* **Aim of the exercise**:
Convert each line of the material below into a JSON array of strings, one string per line, with blank lines and the pictures left out.

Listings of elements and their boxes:
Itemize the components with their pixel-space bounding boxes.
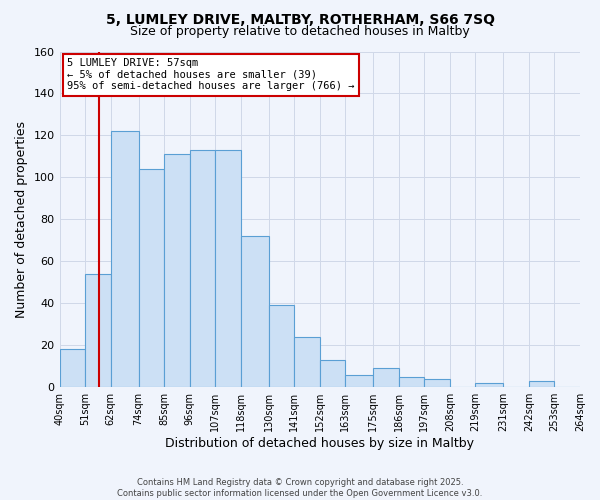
Bar <box>164 154 190 387</box>
Bar <box>475 383 503 387</box>
Bar <box>399 376 424 387</box>
Y-axis label: Number of detached properties: Number of detached properties <box>15 121 28 318</box>
Bar <box>529 381 554 387</box>
X-axis label: Distribution of detached houses by size in Maltby: Distribution of detached houses by size … <box>165 437 474 450</box>
Text: Size of property relative to detached houses in Maltby: Size of property relative to detached ho… <box>130 25 470 38</box>
Text: 5 LUMLEY DRIVE: 57sqm
← 5% of detached houses are smaller (39)
95% of semi-detac: 5 LUMLEY DRIVE: 57sqm ← 5% of detached h… <box>67 58 355 92</box>
Text: 5, LUMLEY DRIVE, MALTBY, ROTHERHAM, S66 7SQ: 5, LUMLEY DRIVE, MALTBY, ROTHERHAM, S66 … <box>106 12 494 26</box>
Bar <box>215 150 241 387</box>
Bar <box>190 150 215 387</box>
Bar <box>59 350 85 387</box>
Text: Contains HM Land Registry data © Crown copyright and database right 2025.
Contai: Contains HM Land Registry data © Crown c… <box>118 478 482 498</box>
Bar <box>269 306 294 387</box>
Bar <box>294 337 320 387</box>
Bar <box>373 368 399 387</box>
Bar <box>424 379 450 387</box>
Bar <box>85 274 110 387</box>
Bar <box>139 169 164 387</box>
Bar <box>320 360 346 387</box>
Bar <box>110 131 139 387</box>
Bar <box>241 236 269 387</box>
Bar <box>346 374 373 387</box>
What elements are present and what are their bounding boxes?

* **Expected output**:
[
  "Itemize the components with their pixel-space bounding boxes.",
  "Bar <box>164 154 190 387</box>",
  "Bar <box>475 383 503 387</box>",
  "Bar <box>399 376 424 387</box>",
  "Y-axis label: Number of detached properties: Number of detached properties <box>15 121 28 318</box>",
  "Bar <box>529 381 554 387</box>",
  "X-axis label: Distribution of detached houses by size in Maltby: Distribution of detached houses by size … <box>165 437 474 450</box>",
  "Text: Size of property relative to detached houses in Maltby: Size of property relative to detached ho… <box>130 25 470 38</box>",
  "Text: 5 LUMLEY DRIVE: 57sqm",
  "← 5% of detached houses are smaller (39)",
  "95% of semi-detac: 5 LUMLEY DRIVE: 57sqm ← 5% of detached h… <box>67 58 355 92</box>",
  "Text: 5, LUMLEY DRIVE, MALTBY, ROTHERHAM, S66 7SQ: 5, LUMLEY DRIVE, MALTBY, ROTHERHAM, S66 … <box>106 12 494 26</box>",
  "Bar <box>215 150 241 387</box>",
  "Bar <box>190 150 215 387</box>",
  "Bar <box>59 350 85 387</box>",
  "Text: Contains HM Land Registry data © Crown copyright and database right 2025.",
  "Contai: Contains HM Land Registry data © Crown c… <box>118 478 482 498</box>",
  "Bar <box>269 306 294 387</box>",
  "Bar <box>294 337 320 387</box>",
  "Bar <box>373 368 399 387</box>",
  "Bar <box>424 379 450 387</box>",
  "Bar <box>85 274 110 387</box>",
  "Bar <box>139 169 164 387</box>",
  "Bar <box>320 360 346 387</box>",
  "Bar <box>110 131 139 387</box>",
  "Bar <box>241 236 269 387</box>",
  "Bar <box>346 374 373 387</box>",
  "What elements are present and what are their bounding boxes?"
]